**DATA FOR THE TASK**
-------------------------
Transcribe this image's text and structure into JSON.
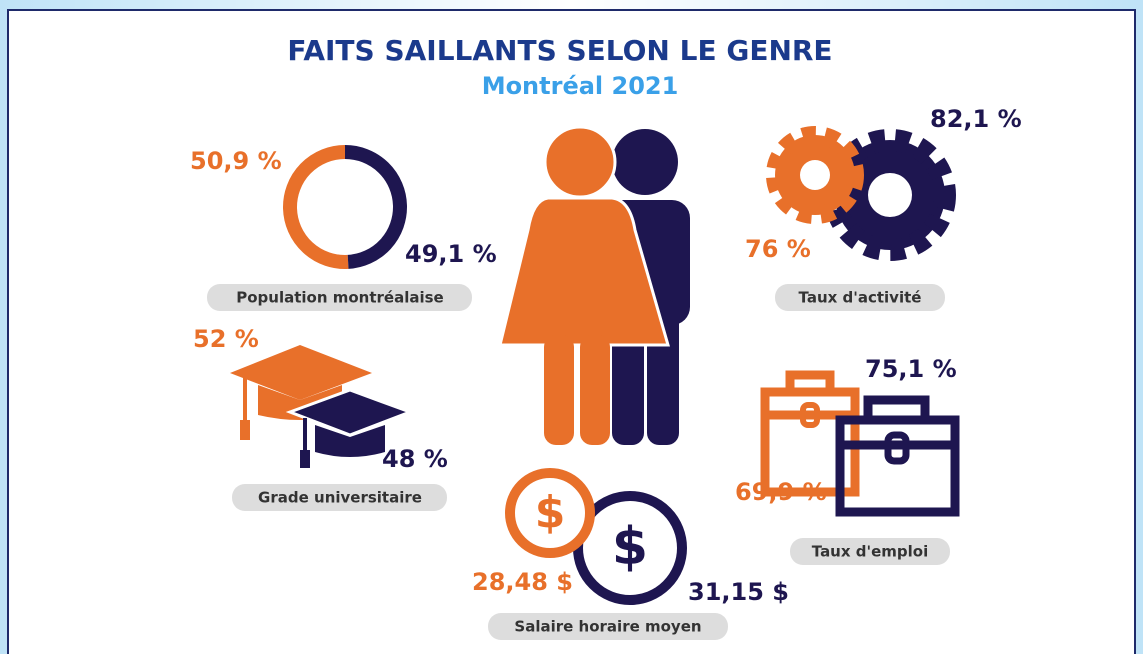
{
  "header": {
    "title": "FAITS SAILLANTS SELON LE GENRE",
    "subtitle": "Montréal 2021"
  },
  "population": {
    "label": "Population montréalaise",
    "women": {
      "value": 50.9,
      "value_label": "50,9 %"
    },
    "men": {
      "value": 49.1,
      "value_label": "49,1 %"
    }
  },
  "university": {
    "label": "Grade universitaire",
    "women": "52 %",
    "men": "48 %"
  },
  "activity": {
    "label": "Taux d'activité",
    "women": "76 %",
    "men": "82,1 %"
  },
  "employment": {
    "label": "Taux d'emploi",
    "women": "69,9 %",
    "men": "75,1 %"
  },
  "wage": {
    "label": "Salaire horaire moyen",
    "women": "28,48 $",
    "men": "31,15 $"
  }
}
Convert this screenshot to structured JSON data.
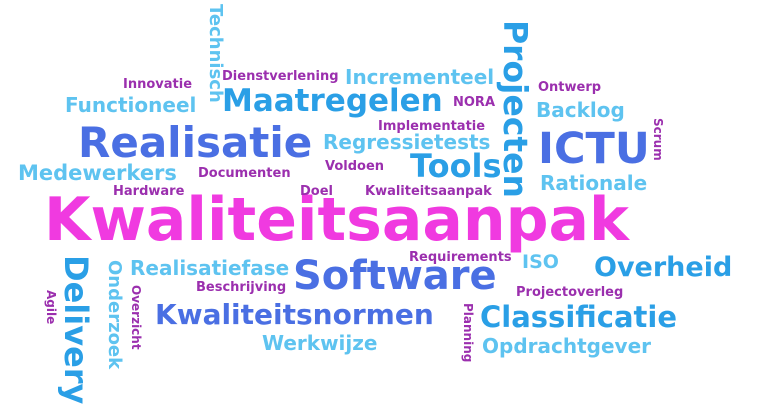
{
  "palette": {
    "purple": "#9b2fae",
    "light_blue": "#5ec3f0",
    "blue": "#4a6fe3",
    "azure": "#2a9fe6",
    "magenta": "#f03ae0"
  },
  "words": {
    "kwaliteitsaanpak": "Kwaliteitsaanpak",
    "realisatie": "Realisatie",
    "software": "Software",
    "ictu": "ICTU",
    "maatregelen": "Maatregelen",
    "projecten": "Projecten",
    "tools": "Tools",
    "kwaliteitsnormen": "Kwaliteitsnormen",
    "classificatie": "Classificatie",
    "overheid": "Overheid",
    "delivery": "Delivery",
    "medewerkers": "Medewerkers",
    "functioneel": "Functioneel",
    "incrementeel": "Incrementeel",
    "regressietests": "Regressietests",
    "rationale": "Rationale",
    "backlog": "Backlog",
    "opdrachtgever": "Opdrachtgever",
    "werkwijze": "Werkwijze",
    "realisatiefase": "Realisatiefase",
    "onderzoek": "Onderzoek",
    "technisch": "Technisch",
    "iso": "ISO",
    "innovatie": "Innovatie",
    "dienstverlening": "Dienstverlening",
    "nora": "NORA",
    "ontwerp": "Ontwerp",
    "implementatie": "Implementatie",
    "scrum": "Scrum",
    "voldoen": "Voldoen",
    "hardware": "Hardware",
    "documenten": "Documenten",
    "doel": "Doel",
    "kwaliteitsaanpak_small": "Kwaliteitsaanpak",
    "requirements": "Requirements",
    "beschrijving": "Beschrijving",
    "projectoverleg": "Projectoverleg",
    "planning": "Planning",
    "overzicht": "Overzicht",
    "agile": "Agile"
  }
}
-------------------------
**EXERCISE DETAILS**
The entries above should be reproduced exactly, without their pictures.

**EXERCISE RESPONSE**
Transcribe this image's text and structure into JSON.
{
  "header": {
    "title": "FAITS SAILLANTS SELON LE GENRE",
    "subtitle": "Montréal 2021"
  },
  "population": {
    "label": "Population montréalaise",
    "women": {
      "value": 50.9,
      "value_label": "50,9 %"
    },
    "men": {
      "value": 49.1,
      "value_label": "49,1 %"
    }
  },
  "university": {
    "label": "Grade universitaire",
    "women": "52 %",
    "men": "48 %"
  },
  "activity": {
    "label": "Taux d'activité",
    "women": "76 %",
    "men": "82,1 %"
  },
  "employment": {
    "label": "Taux d'emploi",
    "women": "69,9 %",
    "men": "75,1 %"
  },
  "wage": {
    "label": "Salaire horaire moyen",
    "women": "28,48 $",
    "men": "31,15 $"
  }
}
Convert this screenshot to structured JSON data.
{
  "palette": {
    "purple": "#9b2fae",
    "light_blue": "#5ec3f0",
    "blue": "#4a6fe3",
    "azure": "#2a9fe6",
    "magenta": "#f03ae0"
  },
  "words": {
    "kwaliteitsaanpak": "Kwaliteitsaanpak",
    "realisatie": "Realisatie",
    "software": "Software",
    "ictu": "ICTU",
    "maatregelen": "Maatregelen",
    "projecten": "Projecten",
    "tools": "Tools",
    "kwaliteitsnormen": "Kwaliteitsnormen",
    "classificatie": "Classificatie",
    "overheid": "Overheid",
    "delivery": "Delivery",
    "medewerkers": "Medewerkers",
    "functioneel": "Functioneel",
    "incrementeel": "Incrementeel",
    "regressietests": "Regressietests",
    "rationale": "Rationale",
    "backlog": "Backlog",
    "opdrachtgever": "Opdrachtgever",
    "werkwijze": "Werkwijze",
    "realisatiefase": "Realisatiefase",
    "onderzoek": "Onderzoek",
    "technisch": "Technisch",
    "iso": "ISO",
    "innovatie": "Innovatie",
    "dienstverlening": "Dienstverlening",
    "nora": "NORA",
    "ontwerp": "Ontwerp",
    "implementatie": "Implementatie",
    "scrum": "Scrum",
    "voldoen": "Voldoen",
    "hardware": "Hardware",
    "documenten": "Documenten",
    "doel": "Doel",
    "kwaliteitsaanpak_small": "Kwaliteitsaanpak",
    "requirements": "Requirements",
    "beschrijving": "Beschrijving",
    "projectoverleg": "Projectoverleg",
    "planning": "Planning",
    "overzicht": "Overzicht",
    "agile": "Agile"
  }
}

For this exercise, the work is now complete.